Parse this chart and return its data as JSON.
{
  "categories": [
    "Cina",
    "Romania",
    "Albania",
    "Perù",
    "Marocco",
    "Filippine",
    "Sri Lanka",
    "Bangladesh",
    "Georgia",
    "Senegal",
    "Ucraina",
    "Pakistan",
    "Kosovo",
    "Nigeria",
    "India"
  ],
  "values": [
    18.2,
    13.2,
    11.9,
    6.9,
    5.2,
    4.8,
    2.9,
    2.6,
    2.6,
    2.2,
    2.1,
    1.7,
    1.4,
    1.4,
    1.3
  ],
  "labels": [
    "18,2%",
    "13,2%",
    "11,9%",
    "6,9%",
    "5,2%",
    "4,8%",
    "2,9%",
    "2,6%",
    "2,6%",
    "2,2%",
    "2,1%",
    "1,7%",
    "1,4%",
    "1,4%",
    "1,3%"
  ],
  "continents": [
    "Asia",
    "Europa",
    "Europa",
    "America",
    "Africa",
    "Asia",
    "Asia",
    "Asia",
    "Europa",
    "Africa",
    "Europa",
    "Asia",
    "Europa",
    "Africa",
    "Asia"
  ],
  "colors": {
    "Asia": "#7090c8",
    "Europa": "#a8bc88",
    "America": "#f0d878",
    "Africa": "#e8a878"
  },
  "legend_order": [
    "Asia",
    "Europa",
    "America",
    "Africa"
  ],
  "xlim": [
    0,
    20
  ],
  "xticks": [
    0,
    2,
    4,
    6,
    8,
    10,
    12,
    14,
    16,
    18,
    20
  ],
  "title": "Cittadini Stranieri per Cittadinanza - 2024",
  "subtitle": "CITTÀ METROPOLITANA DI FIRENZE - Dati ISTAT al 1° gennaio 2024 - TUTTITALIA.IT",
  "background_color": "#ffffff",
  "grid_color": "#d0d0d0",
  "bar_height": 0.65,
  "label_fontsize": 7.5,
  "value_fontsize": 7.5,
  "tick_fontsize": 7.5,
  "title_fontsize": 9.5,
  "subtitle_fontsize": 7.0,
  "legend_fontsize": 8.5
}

---

_Exercise_:
Extract every line above exactly as it stands.

_Solution for this task_:
Parse this chart and return its data as JSON.
{
  "categories": [
    "Cina",
    "Romania",
    "Albania",
    "Perù",
    "Marocco",
    "Filippine",
    "Sri Lanka",
    "Bangladesh",
    "Georgia",
    "Senegal",
    "Ucraina",
    "Pakistan",
    "Kosovo",
    "Nigeria",
    "India"
  ],
  "values": [
    18.2,
    13.2,
    11.9,
    6.9,
    5.2,
    4.8,
    2.9,
    2.6,
    2.6,
    2.2,
    2.1,
    1.7,
    1.4,
    1.4,
    1.3
  ],
  "labels": [
    "18,2%",
    "13,2%",
    "11,9%",
    "6,9%",
    "5,2%",
    "4,8%",
    "2,9%",
    "2,6%",
    "2,6%",
    "2,2%",
    "2,1%",
    "1,7%",
    "1,4%",
    "1,4%",
    "1,3%"
  ],
  "continents": [
    "Asia",
    "Europa",
    "Europa",
    "America",
    "Africa",
    "Asia",
    "Asia",
    "Asia",
    "Europa",
    "Africa",
    "Europa",
    "Asia",
    "Europa",
    "Africa",
    "Asia"
  ],
  "colors": {
    "Asia": "#7090c8",
    "Europa": "#a8bc88",
    "America": "#f0d878",
    "Africa": "#e8a878"
  },
  "legend_order": [
    "Asia",
    "Europa",
    "America",
    "Africa"
  ],
  "xlim": [
    0,
    20
  ],
  "xticks": [
    0,
    2,
    4,
    6,
    8,
    10,
    12,
    14,
    16,
    18,
    20
  ],
  "title": "Cittadini Stranieri per Cittadinanza - 2024",
  "subtitle": "CITTÀ METROPOLITANA DI FIRENZE - Dati ISTAT al 1° gennaio 2024 - TUTTITALIA.IT",
  "background_color": "#ffffff",
  "grid_color": "#d0d0d0",
  "bar_height": 0.65,
  "label_fontsize": 7.5,
  "value_fontsize": 7.5,
  "tick_fontsize": 7.5,
  "title_fontsize": 9.5,
  "subtitle_fontsize": 7.0,
  "legend_fontsize": 8.5
}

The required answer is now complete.